WHAT NEEDS TO BE DONE => Repeat the material below word for word, from its first line up to and including the line with "Give me the". Leave out the pictures.

[Records from a data source]

::::

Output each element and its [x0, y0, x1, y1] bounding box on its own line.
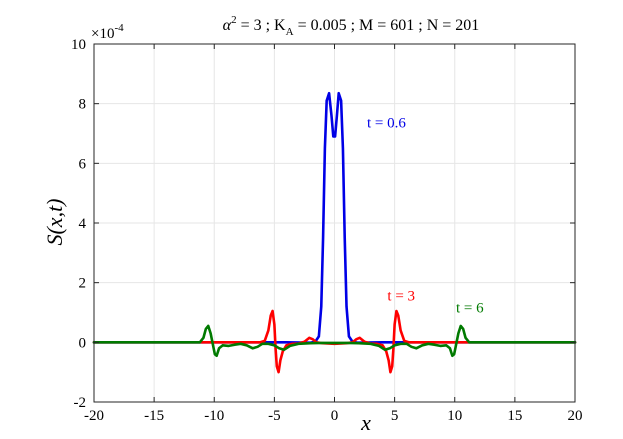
x-tick-label: -15	[144, 408, 164, 424]
y-tick-label: 2	[79, 276, 87, 292]
title-alpha-sup: 2	[231, 14, 237, 26]
series-line-3	[92, 324, 577, 358]
series-line-1	[92, 91, 577, 344]
x-tick-label: 20	[568, 408, 583, 424]
title-k-sub: A	[286, 26, 294, 38]
y-tick-label: 8	[79, 97, 87, 113]
y-tick-label: -2	[74, 395, 87, 411]
x-tick-label: 15	[507, 408, 522, 424]
y-tick-label: 10	[71, 37, 86, 53]
title-alpha-rest: = 3 ; K	[237, 17, 286, 34]
y-tick-label: 4	[79, 216, 87, 232]
y-tick-label: 6	[79, 156, 87, 172]
y-axis-label: S(x,t)	[42, 198, 67, 245]
x-tick-label: -20	[84, 408, 104, 424]
x-axis-label: x	[360, 410, 371, 435]
y-exponent-base: ×10	[91, 26, 114, 42]
x-tick-label: -5	[268, 408, 281, 424]
series-annotation-3: t = 6	[456, 301, 484, 317]
x-tick-label: 5	[391, 408, 399, 424]
chart-title: α2 = 3 ; KA = 0.005 ; M = 601 ; N = 201	[223, 14, 480, 38]
series-annotation-2: t = 3	[387, 289, 415, 305]
x-tick-label: 0	[331, 408, 339, 424]
annotation-layer: t = 0.6 t = 3 t = 6	[367, 116, 484, 317]
series-annotation-1: t = 0.6	[367, 116, 406, 132]
title-rest: = 0.005 ; M = 601 ; N = 201	[294, 17, 480, 34]
y-exponent-label: ×10-4	[91, 22, 124, 42]
x-tick-label: -10	[204, 408, 224, 424]
title-alpha: α	[223, 17, 232, 34]
y-tick-label: 0	[79, 335, 87, 351]
x-tick-label: 10	[447, 408, 462, 424]
series-layer	[92, 91, 577, 374]
y-exponent-power: -4	[114, 22, 124, 34]
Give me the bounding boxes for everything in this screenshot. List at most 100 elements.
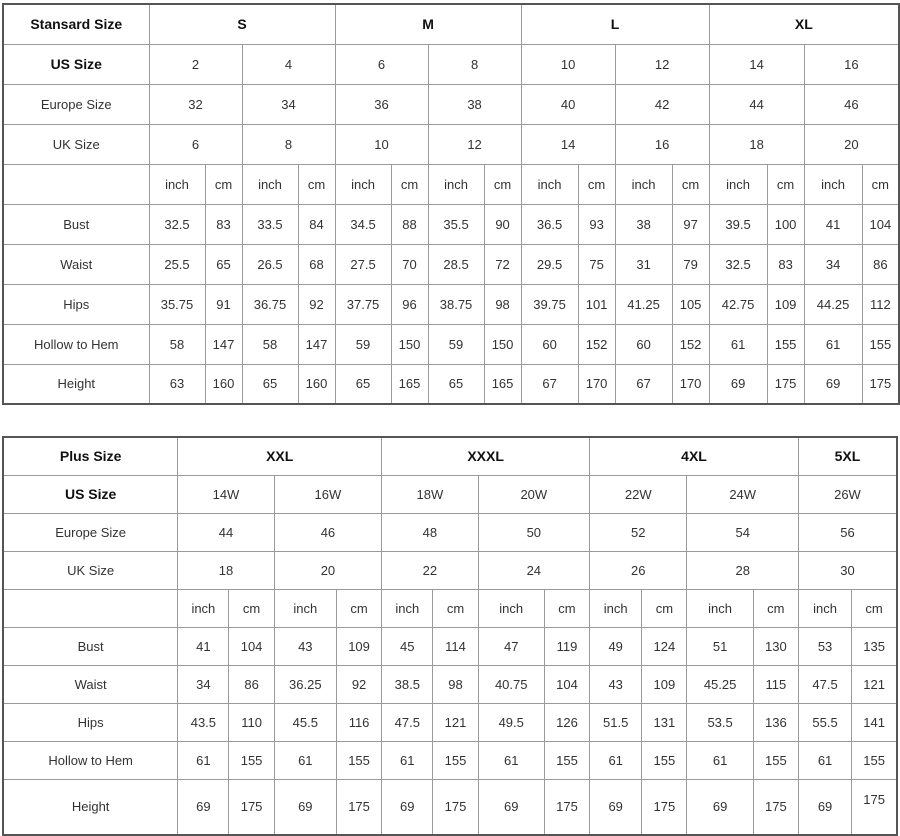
table-cell: 150 [390,323,429,365]
table-cell: 150 [483,323,522,365]
table-cell: 147 [297,323,336,365]
table-cell: 175 [766,363,805,405]
row-label: UK Size [2,550,179,590]
table-cell: 141 [851,702,898,742]
table-cell: cm [483,163,522,205]
table-cell: 114 [432,626,479,666]
table-cell: inch [477,588,545,628]
header-cell: 14W [177,474,275,514]
table-row: Hips 35.75 91 36.75 92 37.75 96 38.75 98 39.75 101… [2,283,900,325]
table-cell: 61 [177,740,230,780]
table-cell: 69 [803,363,863,405]
table-cell: cm [335,588,383,628]
table-cell: 104 [543,664,591,704]
table-cell: 65 [334,363,392,405]
table-cell: 41 [803,203,863,245]
header-cell: 14 [708,43,805,85]
header-cell: M [334,3,522,45]
table-cell: 155 [851,740,898,780]
table-cell: 35.75 [148,283,206,325]
table-cell: 36.25 [273,664,337,704]
table-cell: cm [390,163,429,205]
table-cell: inch [334,163,392,205]
table-cell: 147 [204,323,243,365]
table-cell: 12 [427,123,522,165]
table-row: Europe Size 44 46 48 50 52 54 56 [2,512,898,552]
table-cell: 165 [390,363,429,405]
table-cell: 40 [520,83,616,125]
row-label: Waist [2,243,150,285]
table-cell: 155 [752,740,799,780]
table-cell: 86 [228,664,275,704]
table-cell: 65 [204,243,243,285]
table-cell: 69 [686,778,754,836]
table-cell: 10 [334,123,429,165]
table-cell: 175 [543,778,591,836]
table-cell: 90 [483,203,522,245]
table-cell: 20 [803,123,900,165]
table-cell: 69 [589,778,643,836]
table-cell: 6 [148,123,243,165]
table-cell: 36.5 [520,203,579,245]
table-cell: 110 [228,702,275,742]
table-cell: 155 [228,740,275,780]
table-cell: 47.5 [797,664,853,704]
table-cell: inch [686,588,754,628]
table-cell: 96 [390,283,429,325]
table-cell: 67 [614,363,673,405]
header-cell: S [148,3,336,45]
table-cell: 131 [641,702,688,742]
table-cell: 27.5 [334,243,392,285]
table-cell: 69 [381,778,434,836]
table-cell: cm [543,588,591,628]
table-cell: 50 [477,512,591,552]
table-cell: 65 [241,363,299,405]
table-cell: inch [427,163,485,205]
table-cell: 155 [335,740,383,780]
table-cell: cm [851,588,898,628]
row-label: Hips [2,283,150,325]
row-label: US Size [2,474,179,514]
table-cell: 121 [432,702,479,742]
table-cell: inch [803,163,863,205]
table-cell: 49 [589,626,643,666]
table-cell: 109 [335,626,383,666]
table-row: Hollow to Hem 61 155 61 155 61 155 61 155 61 155 61… [2,740,898,780]
table-cell: inch [177,588,230,628]
table-cell: 41.25 [614,283,673,325]
table-cell: 43 [273,626,337,666]
table-cell: 116 [335,702,383,742]
header-cell: XXL [177,436,383,476]
table-cell: cm [861,163,900,205]
table-cell: inch [241,163,299,205]
table-cell: cm [752,588,799,628]
table-cell: 119 [543,626,591,666]
table-row: Bust 32.5 83 33.5 84 34.5 88 35.5 90 36.5 93 38 97 39… [2,203,900,245]
table-cell: 47.5 [381,702,434,742]
header-cell: 4 [241,43,336,85]
table-cell: 14 [520,123,616,165]
row-label: Plus Size [2,436,179,476]
table-cell: cm [228,588,275,628]
table-cell: 26.5 [241,243,299,285]
table-cell: 34 [241,83,336,125]
table-cell: 42 [614,83,710,125]
table-cell: cm [577,163,616,205]
table-cell: 25.5 [148,243,206,285]
table-cell: 36.75 [241,283,299,325]
table-row: Europe Size 32 34 36 38 40 42 44 46 [2,83,900,125]
row-label: Europe Size [2,83,150,125]
table-cell: 39.5 [708,203,768,245]
table-cell: 53.5 [686,702,754,742]
table-cell: 59 [334,323,392,365]
table-cell: 42.75 [708,283,768,325]
table-cell: 51 [686,626,754,666]
row-label: Height [2,778,179,836]
table-cell: inch [614,163,673,205]
table-cell: 61 [589,740,643,780]
header-cell: 26W [797,474,898,514]
table-cell: 109 [641,664,688,704]
table-cell: 43.5 [177,702,230,742]
table-cell: 104 [861,203,900,245]
table-cell: 18 [708,123,805,165]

::::

WORKED ANSWER =>
Output each element and its [x0, y0, x1, y1] bounding box on its own line.
x-tick-label: -15	[144, 408, 164, 424]
y-tick-label: 2	[79, 276, 87, 292]
title-alpha-sup: 2	[231, 14, 237, 26]
series-line-3	[92, 324, 577, 358]
series-line-1	[92, 91, 577, 344]
x-tick-label: 20	[568, 408, 583, 424]
title-k-sub: A	[286, 26, 294, 38]
y-tick-label: 8	[79, 97, 87, 113]
y-tick-label: -2	[74, 395, 87, 411]
x-tick-label: 15	[507, 408, 522, 424]
y-tick-label: 10	[71, 37, 86, 53]
title-alpha-rest: = 3 ; K	[237, 17, 286, 34]
y-tick-label: 4	[79, 216, 87, 232]
y-tick-label: 6	[79, 156, 87, 172]
y-axis-label: S(x,t)	[42, 198, 67, 245]
x-tick-label: -20	[84, 408, 104, 424]
x-axis-label: x	[360, 410, 371, 435]
y-exponent-base: ×10	[91, 26, 114, 42]
x-tick-label: -5	[268, 408, 281, 424]
series-annotation-3: t = 6	[456, 301, 484, 317]
x-tick-label: 5	[391, 408, 399, 424]
chart-title: α2 = 3 ; KA = 0.005 ; M = 601 ; N = 201	[223, 14, 480, 38]
series-annotation-2: t = 3	[387, 289, 415, 305]
x-tick-label: 0	[331, 408, 339, 424]
annotation-layer: t = 0.6 t = 3 t = 6	[367, 116, 484, 317]
series-annotation-1: t = 0.6	[367, 116, 406, 132]
title-rest: = 0.005 ; M = 601 ; N = 201	[294, 17, 480, 34]
y-exponent-label: ×10-4	[91, 22, 124, 42]
x-tick-label: -10	[204, 408, 224, 424]
title-alpha: α	[223, 17, 232, 34]
y-tick-label: 0	[79, 335, 87, 351]
x-tick-label: 10	[447, 408, 462, 424]
series-layer	[92, 91, 577, 374]
y-exponent-power: -4	[114, 22, 124, 34]
Give me the bounding boxes for everything in this screenshot. List at most 100 elements.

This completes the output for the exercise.